Recorded data
-------------------------

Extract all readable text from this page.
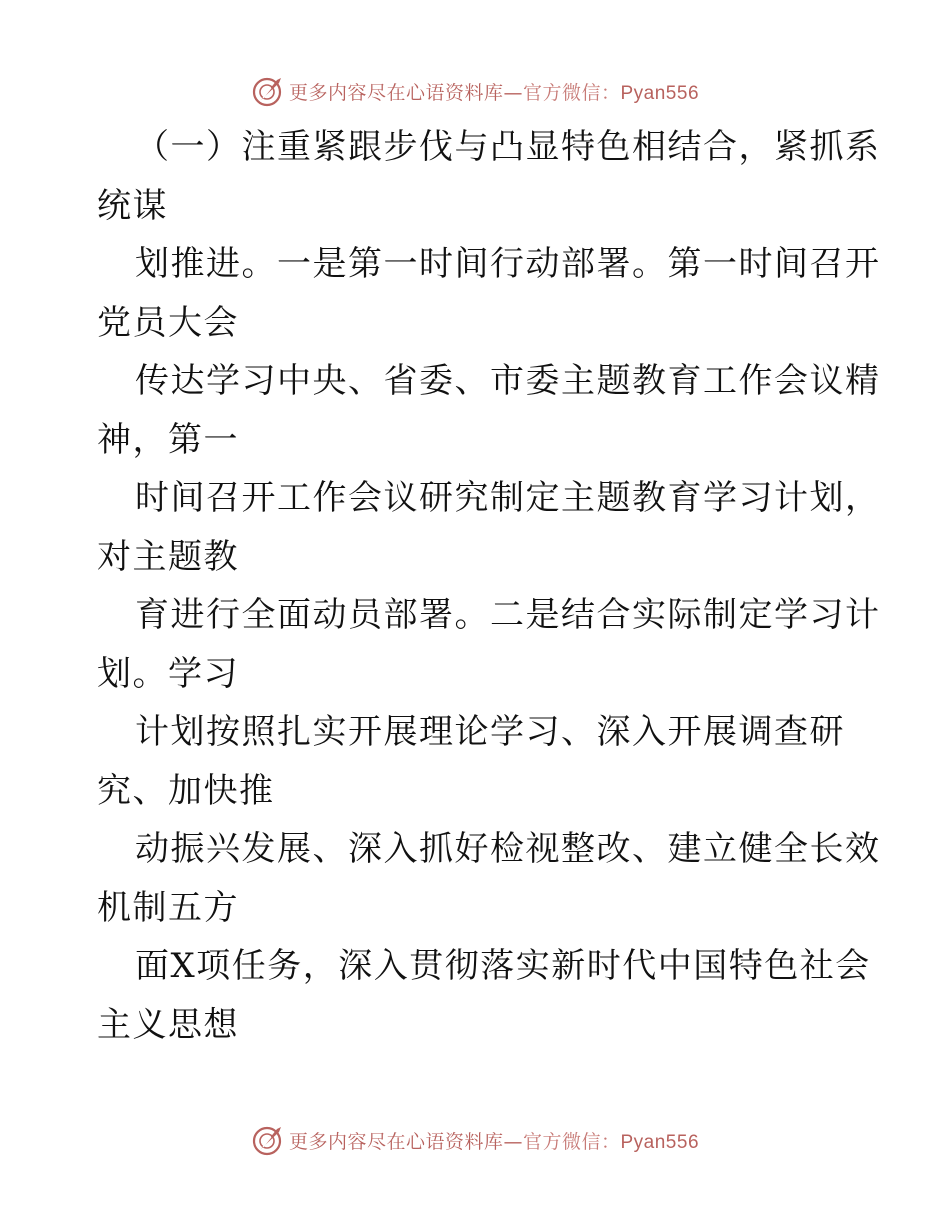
更多内容尽在心语资料库—官方微信：Pyan556
（一）注重紧跟步伐与凸显特色相结合，紧抓系
统谋
划推进。一是第一时间行动部署。第一时间召开
党员大会
传达学习中央、省委、市委主题教育工作会议精
神，第一
时间召开工作会议研究制定主题教育学习计划，
对主题教
育进行全面动员部署。二是结合实际制定学习计
划。学习
计划按照扎实开展理论学习、深入开展调查研
究、加快推
动振兴发展、深入抓好检视整改、建立健全长效
机制五方
面X项任务，深入贯彻落实新时代中国特色社会
主义思想
更多内容尽在心语资料库—官方微信：Pyan556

-------------------------

■ Given instruction
Set each line of the records down exactly, leaving every picture out.

■ Completed exercise
Extract all readable text from this page.
更多内容尽在心语资料库—官方微信：Pyan556
（一）注重紧跟步伐与凸显特色相结合，紧抓系
统谋
划推进。一是第一时间行动部署。第一时间召开
党员大会
传达学习中央、省委、市委主题教育工作会议精
神，第一
时间召开工作会议研究制定主题教育学习计划，
对主题教
育进行全面动员部署。二是结合实际制定学习计
划。学习
计划按照扎实开展理论学习、深入开展调查研
究、加快推
动振兴发展、深入抓好检视整改、建立健全长效
机制五方
面X项任务，深入贯彻落实新时代中国特色社会
主义思想
更多内容尽在心语资料库—官方微信：Pyan556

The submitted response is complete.